* [EXERCISE TASK]
Could you transcribe every record below exactly as written, leaving out any pictures?

(Data entries)
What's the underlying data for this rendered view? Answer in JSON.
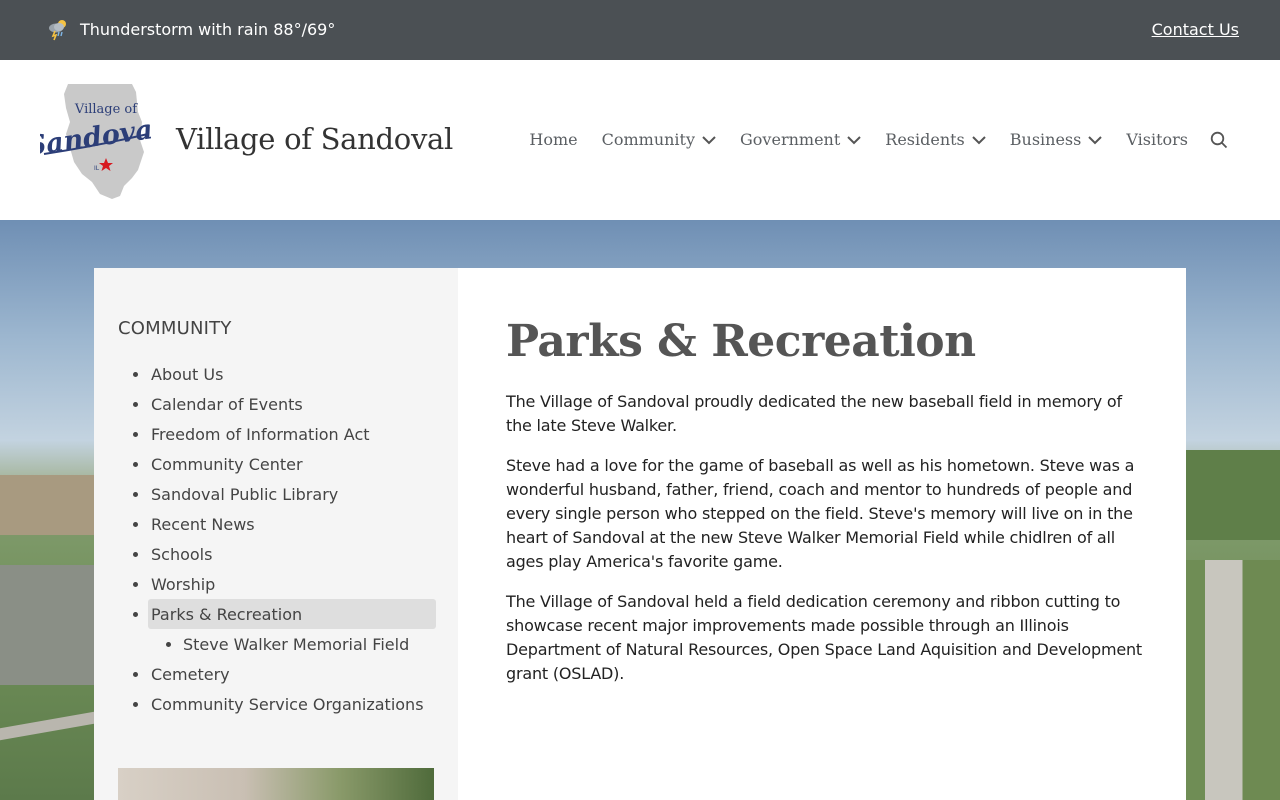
{
  "topbar": {
    "weather_icon": "thunderstorm-icon",
    "weather_text": "Thunderstorm with rain 88°/69°",
    "contact_label": "Contact Us"
  },
  "header": {
    "logo_text_top": "Village of",
    "logo_text_main": "Sandoval",
    "logo_text_small": "IL",
    "site_title": "Village of Sandoval",
    "nav": [
      {
        "label": "Home",
        "has_dropdown": false
      },
      {
        "label": "Community",
        "has_dropdown": true
      },
      {
        "label": "Government",
        "has_dropdown": true
      },
      {
        "label": "Residents",
        "has_dropdown": true
      },
      {
        "label": "Business",
        "has_dropdown": true
      },
      {
        "label": "Visitors",
        "has_dropdown": false
      }
    ],
    "search_icon": "search-icon"
  },
  "sidebar": {
    "heading": "COMMUNITY",
    "items": [
      {
        "label": "About Us"
      },
      {
        "label": "Calendar of Events"
      },
      {
        "label": "Freedom of Information Act"
      },
      {
        "label": "Community Center"
      },
      {
        "label": "Sandoval Public Library"
      },
      {
        "label": "Recent News"
      },
      {
        "label": "Schools"
      },
      {
        "label": "Worship"
      },
      {
        "label": "Parks & Recreation",
        "active": true
      },
      {
        "label": "Steve Walker Memorial Field",
        "sub": true
      },
      {
        "label": "Cemetery"
      },
      {
        "label": "Community Service Organizations"
      }
    ]
  },
  "main": {
    "title": "Parks & Recreation",
    "paragraphs": [
      "The Village of Sandoval proudly dedicated the new baseball field in memory of the late Steve Walker.",
      "Steve had a love for the game of baseball as well as his hometown.  Steve was a wonderful husband, father, friend, coach and mentor to hundreds of people and every single person who stepped on the field.  Steve's memory will live on in the heart of Sandoval at the new Steve Walker Memorial Field while chidlren of all ages play America's favorite game.",
      "The Village of Sandoval held a field dedication ceremony and ribbon cutting to showcase recent major improvements made possible through an Illinois Department of Natural Resources, Open Space Land Aquisition and Development grant (OSLAD)."
    ]
  },
  "colors": {
    "topbar_bg": "#4b5054",
    "sidebar_bg": "#f5f5f5",
    "active_item_bg": "#dedede",
    "logo_blue": "#2c3e78",
    "star_red": "#d71920"
  }
}
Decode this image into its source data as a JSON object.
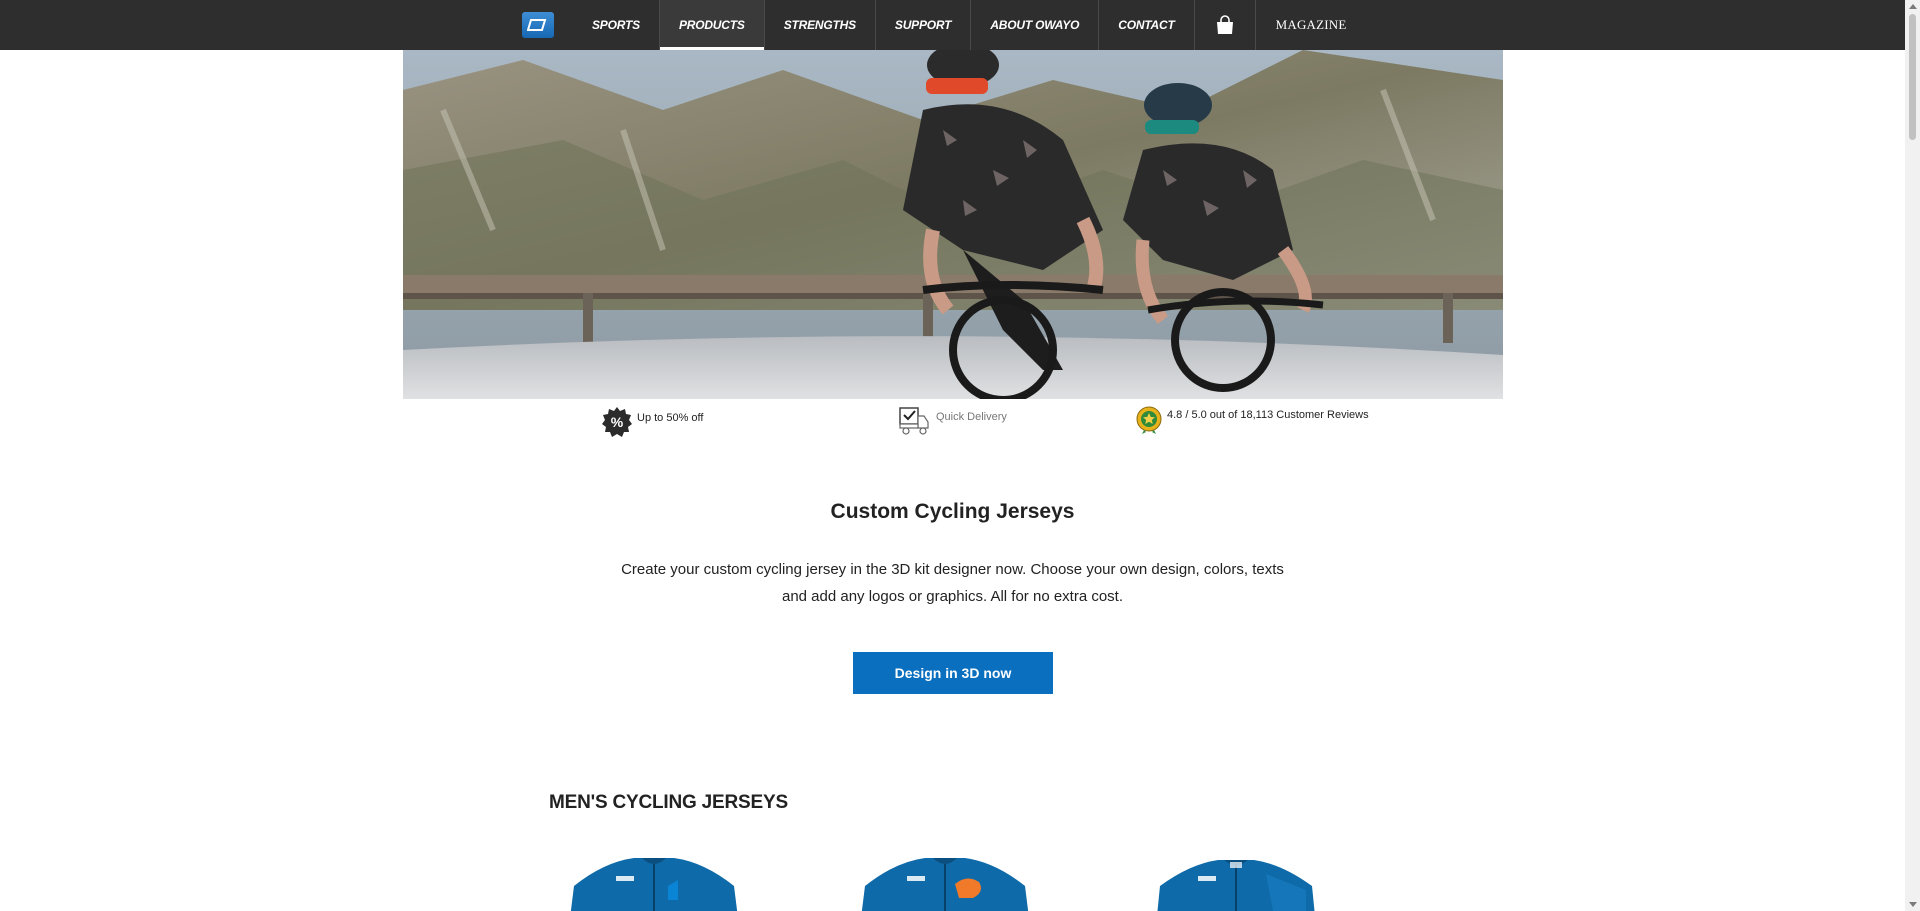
{
  "nav": {
    "items": [
      {
        "label": "SPORTS",
        "active": false
      },
      {
        "label": "PRODUCTS",
        "active": true
      },
      {
        "label": "STRENGTHS",
        "active": false
      },
      {
        "label": "SUPPORT",
        "active": false
      },
      {
        "label": "ABOUT OWAYO",
        "active": false
      },
      {
        "label": "CONTACT",
        "active": false
      }
    ],
    "cart_icon": "shopping-bag-icon",
    "magazine_label": "MAGAZINE"
  },
  "benefits": {
    "discount": "Up to 50% off",
    "delivery": "Quick Delivery",
    "reviews": "4.8 / 5.0 out of 18,113 Customer Reviews"
  },
  "intro": {
    "title": "Custom Cycling Jerseys",
    "text_line1": "Create your custom cycling jersey in the 3D kit designer now. Choose your own design, colors, texts",
    "text_line2": "and add any logos or graphics. All for no extra cost.",
    "cta_label": "Design in 3D now"
  },
  "section": {
    "title": "MEN'S CYCLING JERSEYS"
  },
  "colors": {
    "nav_bg": "#2e2e2e",
    "accent_blue": "#0a6fbf",
    "jersey_blue": "#0e6aa8",
    "jersey_orange": "#f07a2a"
  }
}
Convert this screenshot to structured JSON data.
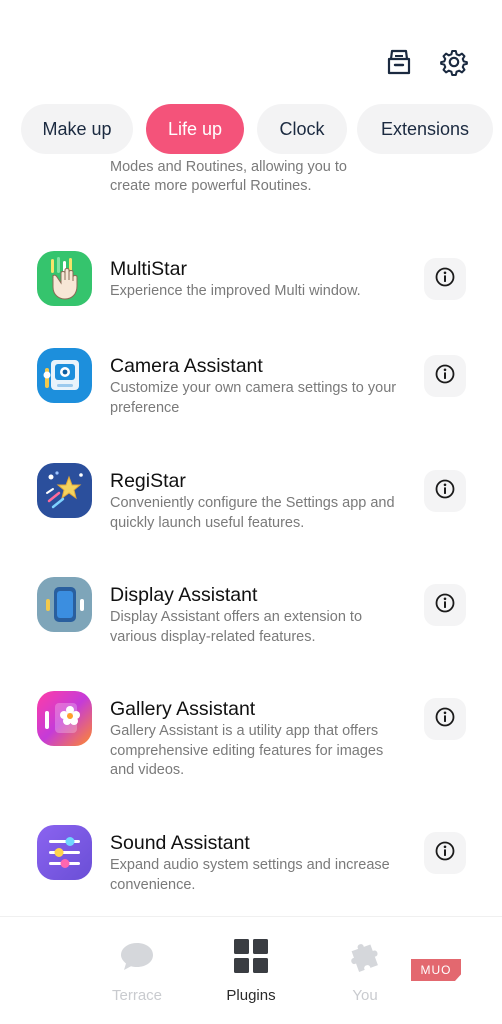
{
  "header": {
    "store_icon": "store-box-icon",
    "settings_icon": "gear-icon"
  },
  "tabs": [
    {
      "label": "Make up",
      "active": false
    },
    {
      "label": "Life up",
      "active": true
    },
    {
      "label": "Clock",
      "active": false
    },
    {
      "label": "Extensions",
      "active": false
    }
  ],
  "partial_item": {
    "desc_line1": "Modes and Routines, allowing you to",
    "desc_line2": "create more powerful Routines."
  },
  "items": [
    {
      "title": "MultiStar",
      "desc": "Experience the improved Multi window.",
      "icon": "multistar-hand-icon",
      "color": "#2fbf6a"
    },
    {
      "title": "Camera Assistant",
      "desc": "Customize your own camera settings to your preference",
      "icon": "camera-assistant-icon",
      "color": "#1e8fd6"
    },
    {
      "title": "RegiStar",
      "desc": "Conveniently configure the Settings app and quickly launch useful features.",
      "icon": "registar-star-icon",
      "color": "#2c4f9e"
    },
    {
      "title": "Display Assistant",
      "desc": "Display Assistant offers an extension to various display-related features.",
      "icon": "display-phone-icon",
      "color": "#7aa3b8"
    },
    {
      "title": "Gallery Assistant",
      "desc": "Gallery Assistant is a utility app that offers comprehensive editing features for images and videos.",
      "icon": "gallery-flower-icon",
      "color": "#e2368c"
    },
    {
      "title": "Sound Assistant",
      "desc": "Expand audio system settings and increase convenience.",
      "icon": "sound-equalizer-icon",
      "color": "#7b5fe0"
    }
  ],
  "bottom_nav": [
    {
      "label": "Terrace",
      "icon": "chat-bubble-icon",
      "active": false
    },
    {
      "label": "Plugins",
      "icon": "grid-icon",
      "active": true
    },
    {
      "label": "You",
      "icon": "puzzle-icon",
      "active": false
    }
  ],
  "watermark": "MUO"
}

* [EXERCISE OUTPUT]
What's the underlying data for this rendered view? Answer in JSON.
{
  "topbar": {
    "weather_icon": "thunderstorm-icon",
    "weather_text": "Thunderstorm with rain 88°/69°",
    "contact_label": "Contact Us"
  },
  "header": {
    "logo_text_top": "Village of",
    "logo_text_main": "Sandoval",
    "logo_text_small": "IL",
    "site_title": "Village of Sandoval",
    "nav": [
      {
        "label": "Home",
        "has_dropdown": false
      },
      {
        "label": "Community",
        "has_dropdown": true
      },
      {
        "label": "Government",
        "has_dropdown": true
      },
      {
        "label": "Residents",
        "has_dropdown": true
      },
      {
        "label": "Business",
        "has_dropdown": true
      },
      {
        "label": "Visitors",
        "has_dropdown": false
      }
    ],
    "search_icon": "search-icon"
  },
  "sidebar": {
    "heading": "COMMUNITY",
    "items": [
      {
        "label": "About Us"
      },
      {
        "label": "Calendar of Events"
      },
      {
        "label": "Freedom of Information Act"
      },
      {
        "label": "Community Center"
      },
      {
        "label": "Sandoval Public Library"
      },
      {
        "label": "Recent News"
      },
      {
        "label": "Schools"
      },
      {
        "label": "Worship"
      },
      {
        "label": "Parks & Recreation",
        "active": true
      },
      {
        "label": "Steve Walker Memorial Field",
        "sub": true
      },
      {
        "label": "Cemetery"
      },
      {
        "label": "Community Service Organizations"
      }
    ]
  },
  "main": {
    "title": "Parks & Recreation",
    "paragraphs": [
      "The Village of Sandoval proudly dedicated the new baseball field in memory of the late Steve Walker.",
      "Steve had a love for the game of baseball as well as his hometown.  Steve was a wonderful husband, father, friend, coach and mentor to hundreds of people and every single person who stepped on the field.  Steve's memory will live on in the heart of Sandoval at the new Steve Walker Memorial Field while chidlren of all ages play America's favorite game.",
      "The Village of Sandoval held a field dedication ceremony and ribbon cutting to showcase recent major improvements made possible through an Illinois Department of Natural Resources, Open Space Land Aquisition and Development grant (OSLAD)."
    ]
  },
  "colors": {
    "topbar_bg": "#4b5054",
    "sidebar_bg": "#f5f5f5",
    "active_item_bg": "#dedede",
    "logo_blue": "#2c3e78",
    "star_red": "#d71920"
  }
}
Decode this image into its source data as a JSON object.
{
  "nav": {
    "items": [
      {
        "label": "SPORTS",
        "active": false
      },
      {
        "label": "PRODUCTS",
        "active": true
      },
      {
        "label": "STRENGTHS",
        "active": false
      },
      {
        "label": "SUPPORT",
        "active": false
      },
      {
        "label": "ABOUT OWAYO",
        "active": false
      },
      {
        "label": "CONTACT",
        "active": false
      }
    ],
    "cart_icon": "shopping-bag-icon",
    "magazine_label": "MAGAZINE"
  },
  "benefits": {
    "discount": "Up to 50% off",
    "delivery": "Quick Delivery",
    "reviews": "4.8 / 5.0 out of 18,113 Customer Reviews"
  },
  "intro": {
    "title": "Custom Cycling Jerseys",
    "text_line1": "Create your custom cycling jersey in the 3D kit designer now. Choose your own design, colors, texts",
    "text_line2": "and add any logos or graphics. All for no extra cost.",
    "cta_label": "Design in 3D now"
  },
  "section": {
    "title": "MEN'S CYCLING JERSEYS"
  },
  "colors": {
    "nav_bg": "#2e2e2e",
    "accent_blue": "#0a6fbf",
    "jersey_blue": "#0e6aa8",
    "jersey_orange": "#f07a2a"
  }
}
Convert this screenshot to structured JSON data.
{
  "header": {
    "store_icon": "store-box-icon",
    "settings_icon": "gear-icon"
  },
  "tabs": [
    {
      "label": "Make up",
      "active": false
    },
    {
      "label": "Life up",
      "active": true
    },
    {
      "label": "Clock",
      "active": false
    },
    {
      "label": "Extensions",
      "active": false
    }
  ],
  "partial_item": {
    "desc_line1": "Modes and Routines, allowing you to",
    "desc_line2": "create more powerful Routines."
  },
  "items": [
    {
      "title": "MultiStar",
      "desc": "Experience the improved Multi window.",
      "icon": "multistar-hand-icon",
      "color": "#2fbf6a"
    },
    {
      "title": "Camera Assistant",
      "desc": "Customize your own camera settings to your preference",
      "icon": "camera-assistant-icon",
      "color": "#1e8fd6"
    },
    {
      "title": "RegiStar",
      "desc": "Conveniently configure the Settings app and quickly launch useful features.",
      "icon": "registar-star-icon",
      "color": "#2c4f9e"
    },
    {
      "title": "Display Assistant",
      "desc": "Display Assistant offers an extension to various display-related features.",
      "icon": "display-phone-icon",
      "color": "#7aa3b8"
    },
    {
      "title": "Gallery Assistant",
      "desc": "Gallery Assistant is a utility app that offers comprehensive editing features for images and videos.",
      "icon": "gallery-flower-icon",
      "color": "#e2368c"
    },
    {
      "title": "Sound Assistant",
      "desc": "Expand audio system settings and increase convenience.",
      "icon": "sound-equalizer-icon",
      "color": "#7b5fe0"
    }
  ],
  "bottom_nav": [
    {
      "label": "Terrace",
      "icon": "chat-bubble-icon",
      "active": false
    },
    {
      "label": "Plugins",
      "icon": "grid-icon",
      "active": true
    },
    {
      "label": "You",
      "icon": "puzzle-icon",
      "active": false
    }
  ],
  "watermark": "MUO"
}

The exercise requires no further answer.